▸ **To do**: Below are the records; locate each line with the word "реализации" and copy it.

▸ **Material supplied**:
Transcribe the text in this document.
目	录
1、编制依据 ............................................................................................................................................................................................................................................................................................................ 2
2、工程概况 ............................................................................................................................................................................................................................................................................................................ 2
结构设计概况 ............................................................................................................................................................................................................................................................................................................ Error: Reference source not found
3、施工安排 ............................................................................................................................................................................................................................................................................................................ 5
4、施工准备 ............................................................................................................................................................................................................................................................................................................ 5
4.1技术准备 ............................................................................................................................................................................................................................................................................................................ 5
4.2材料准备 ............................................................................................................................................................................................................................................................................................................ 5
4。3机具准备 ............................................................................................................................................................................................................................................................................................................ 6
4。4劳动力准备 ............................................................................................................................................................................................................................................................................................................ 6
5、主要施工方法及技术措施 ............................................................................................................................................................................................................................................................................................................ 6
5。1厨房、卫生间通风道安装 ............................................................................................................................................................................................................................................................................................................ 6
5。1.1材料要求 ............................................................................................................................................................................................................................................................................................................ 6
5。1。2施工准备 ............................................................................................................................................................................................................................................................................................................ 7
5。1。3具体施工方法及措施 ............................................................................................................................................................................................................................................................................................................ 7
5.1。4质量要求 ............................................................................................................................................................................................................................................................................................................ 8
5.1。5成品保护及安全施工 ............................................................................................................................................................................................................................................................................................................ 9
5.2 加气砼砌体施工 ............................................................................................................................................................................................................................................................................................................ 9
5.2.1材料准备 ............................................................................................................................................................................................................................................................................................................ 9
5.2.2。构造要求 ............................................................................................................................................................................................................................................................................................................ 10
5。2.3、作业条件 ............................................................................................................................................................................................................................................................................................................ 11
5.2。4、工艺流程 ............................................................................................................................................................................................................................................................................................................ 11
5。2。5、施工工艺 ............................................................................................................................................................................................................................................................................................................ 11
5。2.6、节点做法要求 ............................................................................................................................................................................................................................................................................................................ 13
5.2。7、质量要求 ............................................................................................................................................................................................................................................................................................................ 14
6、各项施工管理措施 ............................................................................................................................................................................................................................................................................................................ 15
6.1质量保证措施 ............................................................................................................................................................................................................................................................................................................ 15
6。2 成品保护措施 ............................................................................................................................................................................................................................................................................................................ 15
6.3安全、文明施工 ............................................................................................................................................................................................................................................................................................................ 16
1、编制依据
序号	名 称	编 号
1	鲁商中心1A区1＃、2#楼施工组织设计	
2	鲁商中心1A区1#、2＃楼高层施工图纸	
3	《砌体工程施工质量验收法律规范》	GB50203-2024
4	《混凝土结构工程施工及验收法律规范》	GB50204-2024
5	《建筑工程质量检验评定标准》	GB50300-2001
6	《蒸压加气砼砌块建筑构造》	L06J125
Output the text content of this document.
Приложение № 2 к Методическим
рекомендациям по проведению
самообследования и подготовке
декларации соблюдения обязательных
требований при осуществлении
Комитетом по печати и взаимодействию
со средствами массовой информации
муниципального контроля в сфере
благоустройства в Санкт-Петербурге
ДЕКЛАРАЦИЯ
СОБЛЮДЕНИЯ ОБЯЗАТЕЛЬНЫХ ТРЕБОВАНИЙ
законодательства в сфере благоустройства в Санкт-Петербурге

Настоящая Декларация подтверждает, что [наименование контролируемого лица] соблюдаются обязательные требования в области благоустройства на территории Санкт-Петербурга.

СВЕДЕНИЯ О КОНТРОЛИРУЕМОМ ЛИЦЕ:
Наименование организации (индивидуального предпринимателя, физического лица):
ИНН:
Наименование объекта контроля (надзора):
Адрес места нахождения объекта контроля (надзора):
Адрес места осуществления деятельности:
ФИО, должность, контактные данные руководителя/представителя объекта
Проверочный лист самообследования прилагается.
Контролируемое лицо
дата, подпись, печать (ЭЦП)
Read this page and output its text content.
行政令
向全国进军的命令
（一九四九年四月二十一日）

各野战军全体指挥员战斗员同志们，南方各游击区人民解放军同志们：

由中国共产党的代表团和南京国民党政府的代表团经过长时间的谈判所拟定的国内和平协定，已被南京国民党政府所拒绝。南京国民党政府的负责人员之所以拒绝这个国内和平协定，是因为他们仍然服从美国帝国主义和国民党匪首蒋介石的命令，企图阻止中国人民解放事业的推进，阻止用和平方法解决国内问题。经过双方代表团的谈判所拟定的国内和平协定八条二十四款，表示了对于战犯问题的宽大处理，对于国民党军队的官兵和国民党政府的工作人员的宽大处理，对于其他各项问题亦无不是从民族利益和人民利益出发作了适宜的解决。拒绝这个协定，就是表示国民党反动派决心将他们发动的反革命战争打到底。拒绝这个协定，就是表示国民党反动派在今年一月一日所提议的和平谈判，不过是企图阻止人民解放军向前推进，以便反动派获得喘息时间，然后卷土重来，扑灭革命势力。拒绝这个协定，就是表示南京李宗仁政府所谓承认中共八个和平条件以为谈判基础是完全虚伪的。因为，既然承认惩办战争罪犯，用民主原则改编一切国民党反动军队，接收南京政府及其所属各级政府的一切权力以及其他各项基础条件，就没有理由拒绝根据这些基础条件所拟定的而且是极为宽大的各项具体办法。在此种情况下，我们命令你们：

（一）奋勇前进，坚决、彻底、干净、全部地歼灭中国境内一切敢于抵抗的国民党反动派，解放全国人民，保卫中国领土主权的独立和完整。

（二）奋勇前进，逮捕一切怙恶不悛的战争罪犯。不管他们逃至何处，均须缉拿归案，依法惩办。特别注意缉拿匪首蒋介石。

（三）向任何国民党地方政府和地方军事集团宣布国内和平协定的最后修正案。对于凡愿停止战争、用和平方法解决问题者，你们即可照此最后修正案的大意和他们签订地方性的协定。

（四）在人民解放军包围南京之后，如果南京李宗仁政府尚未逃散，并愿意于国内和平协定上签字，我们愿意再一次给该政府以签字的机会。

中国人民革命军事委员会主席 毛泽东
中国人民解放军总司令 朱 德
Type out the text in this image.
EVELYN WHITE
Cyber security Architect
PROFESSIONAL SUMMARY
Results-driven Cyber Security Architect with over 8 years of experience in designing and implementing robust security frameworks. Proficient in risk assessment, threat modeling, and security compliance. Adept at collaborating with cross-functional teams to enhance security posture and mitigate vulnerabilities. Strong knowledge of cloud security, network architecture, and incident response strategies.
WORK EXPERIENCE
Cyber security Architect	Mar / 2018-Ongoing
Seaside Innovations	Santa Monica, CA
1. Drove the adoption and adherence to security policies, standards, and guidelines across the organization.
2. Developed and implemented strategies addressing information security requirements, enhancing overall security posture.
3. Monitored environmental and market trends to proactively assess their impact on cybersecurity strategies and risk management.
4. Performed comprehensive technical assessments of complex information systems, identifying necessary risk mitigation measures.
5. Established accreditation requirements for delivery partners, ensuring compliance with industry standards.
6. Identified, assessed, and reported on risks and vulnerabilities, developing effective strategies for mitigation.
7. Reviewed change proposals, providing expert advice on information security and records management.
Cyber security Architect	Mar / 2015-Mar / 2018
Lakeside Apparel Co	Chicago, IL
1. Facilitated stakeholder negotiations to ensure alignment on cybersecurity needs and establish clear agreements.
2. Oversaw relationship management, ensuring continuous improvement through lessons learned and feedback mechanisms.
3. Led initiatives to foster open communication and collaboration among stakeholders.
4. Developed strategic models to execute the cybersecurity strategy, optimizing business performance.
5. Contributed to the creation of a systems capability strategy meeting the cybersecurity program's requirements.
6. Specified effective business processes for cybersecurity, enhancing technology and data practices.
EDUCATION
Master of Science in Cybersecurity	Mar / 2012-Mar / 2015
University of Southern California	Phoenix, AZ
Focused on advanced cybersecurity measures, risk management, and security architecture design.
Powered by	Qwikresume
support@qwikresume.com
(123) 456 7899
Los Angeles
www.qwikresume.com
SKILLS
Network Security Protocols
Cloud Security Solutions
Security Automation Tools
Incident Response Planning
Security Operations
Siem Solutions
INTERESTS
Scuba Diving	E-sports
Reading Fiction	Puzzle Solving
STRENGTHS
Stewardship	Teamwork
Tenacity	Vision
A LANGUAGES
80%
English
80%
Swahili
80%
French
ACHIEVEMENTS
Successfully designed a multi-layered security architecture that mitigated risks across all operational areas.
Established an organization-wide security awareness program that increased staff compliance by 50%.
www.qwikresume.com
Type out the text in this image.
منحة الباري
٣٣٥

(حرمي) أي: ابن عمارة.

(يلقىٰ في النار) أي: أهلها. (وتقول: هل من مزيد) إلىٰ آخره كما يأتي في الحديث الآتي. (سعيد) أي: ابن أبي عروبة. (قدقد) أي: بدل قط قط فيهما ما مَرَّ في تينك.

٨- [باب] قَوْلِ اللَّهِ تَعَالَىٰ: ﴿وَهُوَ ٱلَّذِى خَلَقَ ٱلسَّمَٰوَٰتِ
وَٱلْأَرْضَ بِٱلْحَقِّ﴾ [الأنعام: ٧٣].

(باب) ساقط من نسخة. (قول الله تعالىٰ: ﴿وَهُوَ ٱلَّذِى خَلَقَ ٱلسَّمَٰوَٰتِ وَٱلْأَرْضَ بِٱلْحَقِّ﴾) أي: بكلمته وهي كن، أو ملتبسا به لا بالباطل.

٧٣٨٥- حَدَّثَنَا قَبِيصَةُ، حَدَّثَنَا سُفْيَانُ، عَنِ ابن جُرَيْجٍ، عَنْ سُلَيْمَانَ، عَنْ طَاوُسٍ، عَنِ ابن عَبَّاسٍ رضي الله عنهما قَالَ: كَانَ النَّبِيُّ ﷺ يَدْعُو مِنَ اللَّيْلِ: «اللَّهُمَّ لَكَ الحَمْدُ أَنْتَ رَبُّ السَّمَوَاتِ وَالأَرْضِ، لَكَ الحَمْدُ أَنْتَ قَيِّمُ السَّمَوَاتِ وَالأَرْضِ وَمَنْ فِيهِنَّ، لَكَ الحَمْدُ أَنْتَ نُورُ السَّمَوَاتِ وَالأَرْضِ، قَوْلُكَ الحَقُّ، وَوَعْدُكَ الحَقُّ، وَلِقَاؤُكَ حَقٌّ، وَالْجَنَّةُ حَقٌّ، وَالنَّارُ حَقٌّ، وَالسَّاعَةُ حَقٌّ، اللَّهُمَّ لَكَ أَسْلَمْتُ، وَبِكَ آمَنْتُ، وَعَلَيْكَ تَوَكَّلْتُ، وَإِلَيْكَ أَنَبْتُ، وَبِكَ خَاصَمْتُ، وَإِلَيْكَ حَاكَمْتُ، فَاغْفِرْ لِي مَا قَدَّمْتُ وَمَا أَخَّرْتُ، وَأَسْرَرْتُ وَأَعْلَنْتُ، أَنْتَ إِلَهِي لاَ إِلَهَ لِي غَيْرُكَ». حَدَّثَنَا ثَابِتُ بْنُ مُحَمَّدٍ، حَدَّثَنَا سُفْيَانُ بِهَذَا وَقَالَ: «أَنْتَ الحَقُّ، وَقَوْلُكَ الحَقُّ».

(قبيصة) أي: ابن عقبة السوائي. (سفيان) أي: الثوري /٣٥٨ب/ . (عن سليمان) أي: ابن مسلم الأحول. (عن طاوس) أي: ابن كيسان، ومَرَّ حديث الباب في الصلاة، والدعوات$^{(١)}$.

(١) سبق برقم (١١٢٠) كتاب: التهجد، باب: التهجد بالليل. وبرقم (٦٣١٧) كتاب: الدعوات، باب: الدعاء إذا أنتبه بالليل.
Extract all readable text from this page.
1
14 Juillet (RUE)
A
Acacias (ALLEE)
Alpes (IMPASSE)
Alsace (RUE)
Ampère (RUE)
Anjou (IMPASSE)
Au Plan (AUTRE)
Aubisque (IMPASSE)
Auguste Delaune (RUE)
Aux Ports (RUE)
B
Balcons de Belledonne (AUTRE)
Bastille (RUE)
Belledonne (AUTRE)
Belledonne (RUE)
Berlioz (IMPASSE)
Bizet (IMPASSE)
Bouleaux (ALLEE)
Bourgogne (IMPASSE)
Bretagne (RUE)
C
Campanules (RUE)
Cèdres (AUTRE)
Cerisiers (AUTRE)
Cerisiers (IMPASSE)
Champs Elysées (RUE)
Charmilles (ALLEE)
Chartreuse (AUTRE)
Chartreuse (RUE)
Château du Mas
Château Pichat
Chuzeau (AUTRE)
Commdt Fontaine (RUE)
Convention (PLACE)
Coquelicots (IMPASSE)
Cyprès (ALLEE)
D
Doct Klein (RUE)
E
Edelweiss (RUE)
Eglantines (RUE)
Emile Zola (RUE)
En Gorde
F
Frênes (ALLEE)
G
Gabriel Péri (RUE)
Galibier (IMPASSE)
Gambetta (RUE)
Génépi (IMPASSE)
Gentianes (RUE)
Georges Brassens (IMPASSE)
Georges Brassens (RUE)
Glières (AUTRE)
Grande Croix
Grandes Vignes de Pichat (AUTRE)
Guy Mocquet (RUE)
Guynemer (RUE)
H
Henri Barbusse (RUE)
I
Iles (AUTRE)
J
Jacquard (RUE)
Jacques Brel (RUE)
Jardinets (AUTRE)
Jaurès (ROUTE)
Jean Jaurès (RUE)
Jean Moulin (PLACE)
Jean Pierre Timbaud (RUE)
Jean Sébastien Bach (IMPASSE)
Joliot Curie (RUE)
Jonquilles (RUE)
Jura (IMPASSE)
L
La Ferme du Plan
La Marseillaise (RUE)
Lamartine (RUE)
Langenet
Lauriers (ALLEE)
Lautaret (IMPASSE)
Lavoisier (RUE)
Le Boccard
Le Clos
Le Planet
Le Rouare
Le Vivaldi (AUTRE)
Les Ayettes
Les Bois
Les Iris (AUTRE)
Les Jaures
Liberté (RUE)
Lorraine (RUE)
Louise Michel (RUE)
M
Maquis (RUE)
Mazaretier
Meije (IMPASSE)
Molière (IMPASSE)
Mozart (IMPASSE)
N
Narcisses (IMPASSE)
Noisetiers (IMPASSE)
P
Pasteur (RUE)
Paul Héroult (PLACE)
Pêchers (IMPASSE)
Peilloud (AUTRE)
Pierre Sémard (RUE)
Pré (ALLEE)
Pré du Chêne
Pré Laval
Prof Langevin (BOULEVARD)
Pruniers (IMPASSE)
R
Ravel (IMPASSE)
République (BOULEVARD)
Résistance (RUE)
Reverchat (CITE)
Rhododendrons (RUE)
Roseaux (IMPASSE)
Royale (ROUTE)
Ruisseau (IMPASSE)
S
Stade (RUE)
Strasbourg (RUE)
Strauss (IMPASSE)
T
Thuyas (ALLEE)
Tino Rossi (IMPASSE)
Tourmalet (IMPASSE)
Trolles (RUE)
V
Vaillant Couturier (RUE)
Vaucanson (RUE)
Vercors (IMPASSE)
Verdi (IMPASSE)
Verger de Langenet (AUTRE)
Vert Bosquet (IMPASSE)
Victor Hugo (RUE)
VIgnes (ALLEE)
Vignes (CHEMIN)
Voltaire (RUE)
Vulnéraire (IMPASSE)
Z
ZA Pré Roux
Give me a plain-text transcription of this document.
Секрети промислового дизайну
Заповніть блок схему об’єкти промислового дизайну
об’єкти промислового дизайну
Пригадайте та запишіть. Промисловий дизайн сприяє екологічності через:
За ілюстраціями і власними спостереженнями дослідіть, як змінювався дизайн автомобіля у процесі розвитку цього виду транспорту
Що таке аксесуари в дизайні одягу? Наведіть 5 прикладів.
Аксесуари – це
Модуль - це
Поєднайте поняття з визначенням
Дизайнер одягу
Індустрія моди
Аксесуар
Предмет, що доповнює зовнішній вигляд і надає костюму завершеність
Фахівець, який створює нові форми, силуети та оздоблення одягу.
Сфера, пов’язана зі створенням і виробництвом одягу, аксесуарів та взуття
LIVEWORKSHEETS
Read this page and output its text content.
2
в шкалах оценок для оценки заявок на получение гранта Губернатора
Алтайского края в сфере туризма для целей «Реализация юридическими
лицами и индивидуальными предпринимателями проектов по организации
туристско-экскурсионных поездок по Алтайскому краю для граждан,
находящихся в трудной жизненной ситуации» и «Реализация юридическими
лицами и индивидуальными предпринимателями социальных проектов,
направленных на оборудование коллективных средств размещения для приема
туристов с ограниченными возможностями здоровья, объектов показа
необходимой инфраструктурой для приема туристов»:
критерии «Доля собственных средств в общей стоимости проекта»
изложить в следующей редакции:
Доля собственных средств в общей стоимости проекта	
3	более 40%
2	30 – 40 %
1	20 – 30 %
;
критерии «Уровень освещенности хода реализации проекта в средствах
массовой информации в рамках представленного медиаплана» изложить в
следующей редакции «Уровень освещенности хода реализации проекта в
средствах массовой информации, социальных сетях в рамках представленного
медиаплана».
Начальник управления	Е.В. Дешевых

▸ **Answer in full**:
критерии «Уровень освещенности хода реализации проекта в средствах
следующей редакции «Уровень освещенности хода реализации проекта в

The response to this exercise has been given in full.